§ **The exercise**
Show every line of the data that contains the string "avatar", matching case exactly.
++++ Input rows ++++
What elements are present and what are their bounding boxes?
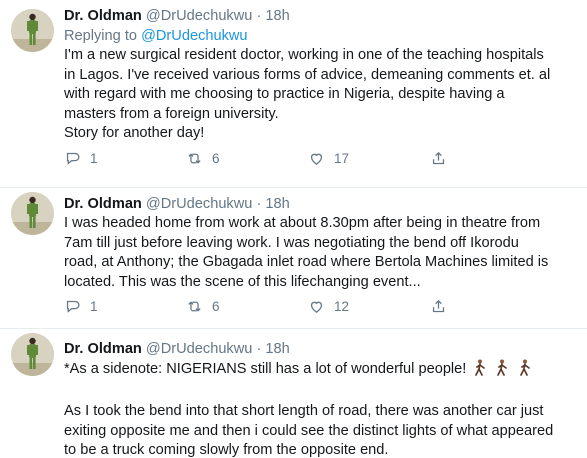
retweet-button[interactable]: 6	[186, 298, 308, 315]
like-button[interactable]: 12	[308, 298, 430, 315]
author-name[interactable]: Dr. Oldman	[64, 8, 142, 24]
author-name[interactable]: Dr. Oldman	[64, 341, 142, 357]
tweet[interactable]: Dr. Oldman @DrUdechukwu · 18h *As a side…	[0, 329, 587, 458]
replying-to-link[interactable]: @DrUdechukwu	[141, 28, 247, 44]
author-name[interactable]: Dr. Oldman	[64, 196, 142, 212]
share-button[interactable]	[430, 298, 450, 315]
reply-icon	[66, 152, 80, 165]
separator: ·	[256, 196, 262, 212]
avatar[interactable]	[11, 192, 54, 235]
tweet-body: Dr. Oldman @DrUdechukwu · 18h I was head…	[64, 194, 573, 292]
retweet-count: 6	[212, 151, 220, 166]
tweet-line: I was headed home from work at about 8.3…	[64, 215, 541, 231]
share-button[interactable]	[430, 150, 450, 167]
tweet-line: *As a sidenote: NIGERIANS still has a lo…	[64, 359, 573, 383]
retweet-icon	[188, 153, 201, 164]
like-count: 12	[334, 299, 350, 314]
tweet-header: Dr. Oldman @DrUdechukwu · 18h	[64, 6, 573, 26]
separator: ·	[256, 341, 262, 357]
timestamp[interactable]: 18h	[265, 196, 289, 212]
share-icon	[432, 151, 445, 165]
retweet-button[interactable]: 6	[186, 150, 308, 167]
retweet-icon	[188, 301, 201, 312]
tweet-body: Dr. Oldman @DrUdechukwu · 18h Replying t…	[64, 6, 573, 144]
tweet-header: Dr. Oldman @DrUdechukwu · 18h	[64, 194, 573, 214]
replying-to: Replying to @DrUdechukwu	[64, 26, 573, 46]
share-icon	[432, 299, 445, 313]
timestamp[interactable]: 18h	[265, 341, 289, 357]
author-handle[interactable]: @DrUdechukwu	[146, 341, 252, 357]
tweet-text: I'm a new surgical resident doctor, work…	[64, 46, 573, 144]
author-handle[interactable]: @DrUdechukwu	[146, 196, 252, 212]
tweet[interactable]: Dr. Oldman @DrUdechukwu · 18h Replying t…	[0, 0, 587, 188]
person-walking-emoji	[517, 359, 533, 383]
tweet-line: I'm a new surgical resident doctor, work…	[64, 47, 544, 63]
tweet-text: I was headed home from work at about 8.3…	[64, 214, 573, 292]
reply-button[interactable]: 1	[64, 150, 186, 167]
tweet-line: exiting opposite me and then i could see…	[64, 422, 554, 439]
avatar[interactable]	[11, 333, 54, 376]
person-walking-emoji	[494, 359, 510, 383]
tweet-line: Story for another day!	[64, 125, 205, 142]
reply-count: 1	[90, 299, 98, 314]
avatar[interactable]	[11, 9, 54, 52]
person-walking-emoji	[472, 359, 488, 383]
replying-prefix: Replying to	[64, 28, 138, 44]
tweet-body: Dr. Oldman @DrUdechukwu · 18h *As a side…	[64, 339, 573, 458]
timestamp[interactable]: 18h	[265, 8, 289, 24]
tweet-line: in Lagos. I've received various forms of…	[64, 66, 551, 83]
heart-icon	[310, 153, 323, 165]
reply-button[interactable]: 1	[64, 298, 186, 315]
tweet-text: *As a sidenote: NIGERIANS still has a lo…	[64, 359, 573, 458]
retweet-count: 6	[212, 299, 220, 314]
tweet[interactable]: Dr. Oldman @DrUdechukwu · 18h I was head…	[0, 188, 587, 329]
like-count: 17	[334, 151, 350, 166]
tweet-actions: 1 6 17	[64, 150, 450, 167]
tweet-line: masters from a foreign university.	[64, 105, 279, 122]
tweet-line: road, at Anthony; the Gbagada inlet road…	[64, 254, 549, 271]
tweet-line: 7am till just before leaving work. I was…	[64, 234, 519, 251]
author-handle[interactable]: @DrUdechukwu	[146, 8, 252, 24]
tweet-line: with regard with me choosing to practice…	[64, 86, 505, 103]
tweet-header: Dr. Oldman @DrUdechukwu · 18h	[64, 339, 573, 359]
heart-icon	[310, 301, 323, 313]
tweet-actions: 1 6 12	[64, 298, 450, 315]
tweet-thread: Dr. Oldman @DrUdechukwu · 18h Replying t…	[0, 0, 587, 458]
reply-count: 1	[90, 151, 98, 166]
tweet-line-text: *As a sidenote: NIGERIANS still has a lo…	[64, 361, 467, 377]
tweet-line: located. This was the scene of this life…	[64, 273, 421, 290]
like-button[interactable]: 17	[308, 150, 430, 167]
tweet-line: As I took the bend into that short lengt…	[64, 403, 544, 420]
tweet-line: to be a truck coming slowly from the opp…	[64, 442, 389, 458]
reply-icon	[66, 300, 80, 313]
separator: ·	[256, 8, 262, 24]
++++
§ **Written response**
avatar[interactable]	[11, 192, 54, 235]
avatar[interactable]	[11, 333, 54, 376]
avatar[interactable]	[11, 9, 54, 52]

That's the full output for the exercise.